Dataset entries on figures:
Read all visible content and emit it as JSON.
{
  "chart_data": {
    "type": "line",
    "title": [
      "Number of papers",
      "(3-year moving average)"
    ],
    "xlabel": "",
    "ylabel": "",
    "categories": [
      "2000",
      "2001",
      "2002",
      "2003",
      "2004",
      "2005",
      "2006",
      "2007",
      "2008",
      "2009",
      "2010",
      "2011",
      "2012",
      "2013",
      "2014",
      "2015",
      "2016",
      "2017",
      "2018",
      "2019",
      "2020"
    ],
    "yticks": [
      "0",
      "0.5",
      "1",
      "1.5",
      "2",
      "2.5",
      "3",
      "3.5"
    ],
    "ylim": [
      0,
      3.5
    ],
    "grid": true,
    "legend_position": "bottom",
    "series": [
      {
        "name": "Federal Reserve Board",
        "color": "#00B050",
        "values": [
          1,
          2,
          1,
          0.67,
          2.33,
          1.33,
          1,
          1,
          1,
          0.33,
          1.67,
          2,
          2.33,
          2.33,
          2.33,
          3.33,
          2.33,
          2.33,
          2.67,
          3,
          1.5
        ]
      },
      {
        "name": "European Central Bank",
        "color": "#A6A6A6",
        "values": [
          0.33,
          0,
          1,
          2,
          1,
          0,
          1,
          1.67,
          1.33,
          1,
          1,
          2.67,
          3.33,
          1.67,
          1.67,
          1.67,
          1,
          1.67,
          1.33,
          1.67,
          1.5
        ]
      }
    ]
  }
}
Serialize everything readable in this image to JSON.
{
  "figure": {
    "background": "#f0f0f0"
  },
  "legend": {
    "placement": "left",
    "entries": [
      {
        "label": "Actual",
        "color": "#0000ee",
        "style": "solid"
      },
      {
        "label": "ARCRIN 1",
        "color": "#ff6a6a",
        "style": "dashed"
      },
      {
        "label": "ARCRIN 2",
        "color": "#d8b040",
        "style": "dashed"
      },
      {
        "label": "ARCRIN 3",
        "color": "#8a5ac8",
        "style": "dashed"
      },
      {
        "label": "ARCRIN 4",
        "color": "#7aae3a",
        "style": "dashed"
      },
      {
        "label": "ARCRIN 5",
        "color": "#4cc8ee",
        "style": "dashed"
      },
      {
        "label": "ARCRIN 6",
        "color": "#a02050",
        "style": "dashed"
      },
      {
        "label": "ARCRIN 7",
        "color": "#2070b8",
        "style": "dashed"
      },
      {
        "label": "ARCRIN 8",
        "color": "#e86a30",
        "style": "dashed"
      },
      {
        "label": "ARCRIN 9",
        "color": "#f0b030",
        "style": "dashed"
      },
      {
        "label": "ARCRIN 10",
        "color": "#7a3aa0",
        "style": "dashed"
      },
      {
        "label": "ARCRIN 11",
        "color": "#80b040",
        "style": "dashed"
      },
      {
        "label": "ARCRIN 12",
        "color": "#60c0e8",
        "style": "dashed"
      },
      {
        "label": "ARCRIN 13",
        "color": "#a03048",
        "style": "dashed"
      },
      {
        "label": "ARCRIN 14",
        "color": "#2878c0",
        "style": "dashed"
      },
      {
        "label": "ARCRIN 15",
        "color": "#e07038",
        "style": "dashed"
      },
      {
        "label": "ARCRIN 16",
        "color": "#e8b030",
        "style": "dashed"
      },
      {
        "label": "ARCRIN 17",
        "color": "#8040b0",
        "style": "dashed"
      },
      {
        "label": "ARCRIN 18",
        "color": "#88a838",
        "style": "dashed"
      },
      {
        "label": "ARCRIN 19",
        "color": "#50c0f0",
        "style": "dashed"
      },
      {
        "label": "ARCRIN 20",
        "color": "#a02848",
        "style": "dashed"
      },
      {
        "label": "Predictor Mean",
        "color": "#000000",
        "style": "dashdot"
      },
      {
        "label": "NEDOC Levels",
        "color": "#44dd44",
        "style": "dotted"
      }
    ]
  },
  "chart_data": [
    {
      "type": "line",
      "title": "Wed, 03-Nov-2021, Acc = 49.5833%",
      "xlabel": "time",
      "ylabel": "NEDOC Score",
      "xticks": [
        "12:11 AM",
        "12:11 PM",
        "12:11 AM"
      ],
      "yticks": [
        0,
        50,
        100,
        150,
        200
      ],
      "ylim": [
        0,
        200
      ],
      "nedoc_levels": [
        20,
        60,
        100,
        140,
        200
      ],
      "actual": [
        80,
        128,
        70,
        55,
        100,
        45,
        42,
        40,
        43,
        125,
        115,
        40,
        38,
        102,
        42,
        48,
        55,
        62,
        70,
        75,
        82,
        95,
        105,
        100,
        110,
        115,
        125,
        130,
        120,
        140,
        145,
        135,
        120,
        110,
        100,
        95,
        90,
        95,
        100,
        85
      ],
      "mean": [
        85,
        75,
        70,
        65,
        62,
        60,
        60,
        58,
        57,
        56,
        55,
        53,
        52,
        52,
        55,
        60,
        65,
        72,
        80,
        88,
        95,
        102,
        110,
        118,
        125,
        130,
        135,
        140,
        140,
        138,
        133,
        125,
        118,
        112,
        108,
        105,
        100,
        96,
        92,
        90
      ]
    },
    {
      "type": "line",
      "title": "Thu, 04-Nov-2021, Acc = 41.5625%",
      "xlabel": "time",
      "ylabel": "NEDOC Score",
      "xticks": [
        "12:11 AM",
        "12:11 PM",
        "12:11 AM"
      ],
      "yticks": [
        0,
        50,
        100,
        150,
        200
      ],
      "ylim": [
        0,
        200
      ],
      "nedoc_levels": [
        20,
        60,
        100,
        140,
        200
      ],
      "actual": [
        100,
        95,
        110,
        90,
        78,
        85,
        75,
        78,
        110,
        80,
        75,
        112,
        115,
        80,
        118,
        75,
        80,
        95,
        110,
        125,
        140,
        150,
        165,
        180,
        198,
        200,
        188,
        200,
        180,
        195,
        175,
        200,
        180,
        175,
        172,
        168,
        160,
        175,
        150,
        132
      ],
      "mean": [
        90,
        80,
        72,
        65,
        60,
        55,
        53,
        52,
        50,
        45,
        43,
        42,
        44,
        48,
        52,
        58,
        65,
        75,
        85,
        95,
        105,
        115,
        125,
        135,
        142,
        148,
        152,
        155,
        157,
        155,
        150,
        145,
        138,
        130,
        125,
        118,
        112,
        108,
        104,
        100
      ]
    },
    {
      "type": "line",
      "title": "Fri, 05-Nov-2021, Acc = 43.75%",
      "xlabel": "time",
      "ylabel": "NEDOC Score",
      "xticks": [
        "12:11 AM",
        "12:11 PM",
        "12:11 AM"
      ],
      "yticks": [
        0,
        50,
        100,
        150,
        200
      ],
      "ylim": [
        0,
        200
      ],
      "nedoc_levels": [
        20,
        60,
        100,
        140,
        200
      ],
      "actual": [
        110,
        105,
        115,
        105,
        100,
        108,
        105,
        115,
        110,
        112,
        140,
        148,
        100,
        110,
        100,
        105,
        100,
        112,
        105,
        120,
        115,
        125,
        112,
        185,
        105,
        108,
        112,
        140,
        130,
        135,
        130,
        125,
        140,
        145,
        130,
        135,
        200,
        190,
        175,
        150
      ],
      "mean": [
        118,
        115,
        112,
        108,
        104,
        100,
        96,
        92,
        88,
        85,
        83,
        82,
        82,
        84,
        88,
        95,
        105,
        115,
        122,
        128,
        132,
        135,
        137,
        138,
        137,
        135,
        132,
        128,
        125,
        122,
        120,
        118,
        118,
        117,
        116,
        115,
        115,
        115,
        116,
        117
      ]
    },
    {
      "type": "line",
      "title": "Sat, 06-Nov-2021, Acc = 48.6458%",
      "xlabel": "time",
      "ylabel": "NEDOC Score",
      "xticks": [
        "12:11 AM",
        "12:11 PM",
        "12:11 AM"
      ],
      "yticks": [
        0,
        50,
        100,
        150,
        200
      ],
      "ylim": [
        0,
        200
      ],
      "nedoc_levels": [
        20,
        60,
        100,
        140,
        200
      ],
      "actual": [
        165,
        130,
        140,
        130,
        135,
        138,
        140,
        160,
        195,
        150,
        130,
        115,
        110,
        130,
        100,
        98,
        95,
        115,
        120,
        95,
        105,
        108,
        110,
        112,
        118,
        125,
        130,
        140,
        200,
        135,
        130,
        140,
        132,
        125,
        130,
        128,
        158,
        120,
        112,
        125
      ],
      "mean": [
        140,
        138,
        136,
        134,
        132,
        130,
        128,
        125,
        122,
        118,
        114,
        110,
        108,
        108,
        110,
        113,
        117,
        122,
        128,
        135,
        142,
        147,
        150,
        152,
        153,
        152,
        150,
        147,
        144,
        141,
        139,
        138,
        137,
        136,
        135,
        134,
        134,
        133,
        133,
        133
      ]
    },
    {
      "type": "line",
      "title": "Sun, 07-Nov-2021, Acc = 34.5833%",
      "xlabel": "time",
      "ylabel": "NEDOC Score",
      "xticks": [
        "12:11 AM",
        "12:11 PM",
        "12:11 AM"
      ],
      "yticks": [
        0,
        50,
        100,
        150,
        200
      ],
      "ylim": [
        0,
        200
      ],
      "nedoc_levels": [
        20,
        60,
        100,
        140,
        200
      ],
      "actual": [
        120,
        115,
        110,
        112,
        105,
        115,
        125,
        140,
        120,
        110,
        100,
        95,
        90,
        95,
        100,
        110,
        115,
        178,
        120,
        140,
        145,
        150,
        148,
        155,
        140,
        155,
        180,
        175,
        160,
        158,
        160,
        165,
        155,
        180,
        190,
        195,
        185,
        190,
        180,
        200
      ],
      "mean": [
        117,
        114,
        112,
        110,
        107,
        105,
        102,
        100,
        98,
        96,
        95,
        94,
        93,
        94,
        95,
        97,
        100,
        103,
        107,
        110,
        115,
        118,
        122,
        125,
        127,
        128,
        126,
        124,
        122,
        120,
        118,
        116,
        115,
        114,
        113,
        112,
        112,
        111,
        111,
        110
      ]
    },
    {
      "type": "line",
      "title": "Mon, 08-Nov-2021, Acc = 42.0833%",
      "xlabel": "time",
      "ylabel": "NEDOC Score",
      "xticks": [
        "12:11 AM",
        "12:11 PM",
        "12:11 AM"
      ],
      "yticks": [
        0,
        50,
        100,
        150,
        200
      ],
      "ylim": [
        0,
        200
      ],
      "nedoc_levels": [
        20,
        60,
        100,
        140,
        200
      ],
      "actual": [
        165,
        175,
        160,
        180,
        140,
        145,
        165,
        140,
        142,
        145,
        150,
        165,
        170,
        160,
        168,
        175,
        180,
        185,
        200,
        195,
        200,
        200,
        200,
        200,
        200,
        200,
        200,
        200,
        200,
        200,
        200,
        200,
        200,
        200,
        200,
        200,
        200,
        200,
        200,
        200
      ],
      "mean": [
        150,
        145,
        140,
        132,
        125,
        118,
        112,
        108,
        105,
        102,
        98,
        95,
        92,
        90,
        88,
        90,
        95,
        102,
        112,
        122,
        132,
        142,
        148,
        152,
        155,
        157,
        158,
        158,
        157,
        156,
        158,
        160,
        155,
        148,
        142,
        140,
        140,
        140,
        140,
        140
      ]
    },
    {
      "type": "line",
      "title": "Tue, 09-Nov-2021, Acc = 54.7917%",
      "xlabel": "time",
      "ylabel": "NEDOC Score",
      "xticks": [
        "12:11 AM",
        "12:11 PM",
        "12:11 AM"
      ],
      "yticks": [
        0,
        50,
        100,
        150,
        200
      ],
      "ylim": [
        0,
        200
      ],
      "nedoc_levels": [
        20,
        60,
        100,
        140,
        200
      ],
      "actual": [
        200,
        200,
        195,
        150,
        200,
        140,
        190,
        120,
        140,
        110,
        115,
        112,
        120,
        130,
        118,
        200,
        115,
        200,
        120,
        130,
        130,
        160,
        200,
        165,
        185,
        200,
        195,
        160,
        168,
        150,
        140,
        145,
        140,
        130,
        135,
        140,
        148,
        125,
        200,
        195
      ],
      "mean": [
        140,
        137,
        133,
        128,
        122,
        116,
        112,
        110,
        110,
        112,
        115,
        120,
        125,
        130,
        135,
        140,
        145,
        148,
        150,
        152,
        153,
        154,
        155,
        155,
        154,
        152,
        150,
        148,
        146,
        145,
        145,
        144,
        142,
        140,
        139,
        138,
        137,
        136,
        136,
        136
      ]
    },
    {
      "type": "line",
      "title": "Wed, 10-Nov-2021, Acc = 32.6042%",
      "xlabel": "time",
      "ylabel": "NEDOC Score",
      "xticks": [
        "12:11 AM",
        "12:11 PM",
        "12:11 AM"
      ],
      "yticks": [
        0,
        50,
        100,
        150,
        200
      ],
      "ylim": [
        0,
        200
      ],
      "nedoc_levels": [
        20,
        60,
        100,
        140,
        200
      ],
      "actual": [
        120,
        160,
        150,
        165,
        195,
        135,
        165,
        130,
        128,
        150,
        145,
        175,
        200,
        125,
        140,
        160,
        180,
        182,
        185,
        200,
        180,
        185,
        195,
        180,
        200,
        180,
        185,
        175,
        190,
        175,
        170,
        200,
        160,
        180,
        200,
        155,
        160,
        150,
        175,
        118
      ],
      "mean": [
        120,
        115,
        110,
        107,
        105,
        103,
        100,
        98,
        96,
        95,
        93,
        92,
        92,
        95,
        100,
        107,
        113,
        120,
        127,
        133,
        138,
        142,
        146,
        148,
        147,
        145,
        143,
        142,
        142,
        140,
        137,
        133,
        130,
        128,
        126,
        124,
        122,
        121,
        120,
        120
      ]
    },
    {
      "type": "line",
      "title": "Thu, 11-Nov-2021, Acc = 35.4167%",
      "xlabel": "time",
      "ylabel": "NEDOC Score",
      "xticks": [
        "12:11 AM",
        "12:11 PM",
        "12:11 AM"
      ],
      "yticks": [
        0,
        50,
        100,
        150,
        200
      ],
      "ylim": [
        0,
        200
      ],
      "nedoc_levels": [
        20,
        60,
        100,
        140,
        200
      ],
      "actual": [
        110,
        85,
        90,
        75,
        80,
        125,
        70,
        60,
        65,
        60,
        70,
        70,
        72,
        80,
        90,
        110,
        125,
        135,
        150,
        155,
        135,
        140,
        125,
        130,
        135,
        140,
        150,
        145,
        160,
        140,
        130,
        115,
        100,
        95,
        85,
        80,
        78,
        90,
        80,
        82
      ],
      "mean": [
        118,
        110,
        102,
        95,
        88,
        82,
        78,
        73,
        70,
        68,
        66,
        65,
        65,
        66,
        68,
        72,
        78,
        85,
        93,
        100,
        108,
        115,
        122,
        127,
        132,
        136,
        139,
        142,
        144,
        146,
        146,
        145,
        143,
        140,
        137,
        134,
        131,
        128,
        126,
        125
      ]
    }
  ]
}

Exercise prompt: Using the records above, select and copy every line that has the word "title".

Exercise response:
    "title": [
      "title": "Wed, 03-Nov-2021, Acc = 49.5833%",
      "title": "Thu, 04-Nov-2021, Acc = 41.5625%",
      "title": "Fri, 05-Nov-2021, Acc = 43.75%",
      "title": "Sat, 06-Nov-2021, Acc = 48.6458%",
      "title": "Sun, 07-Nov-2021, Acc = 34.5833%",
      "title": "Mon, 08-Nov-2021, Acc = 42.0833%",
      "title": "Tue, 09-Nov-2021, Acc = 54.7917%",
      "title": "Wed, 10-Nov-2021, Acc = 32.6042%",
      "title": "Thu, 11-Nov-2021, Acc = 35.4167%",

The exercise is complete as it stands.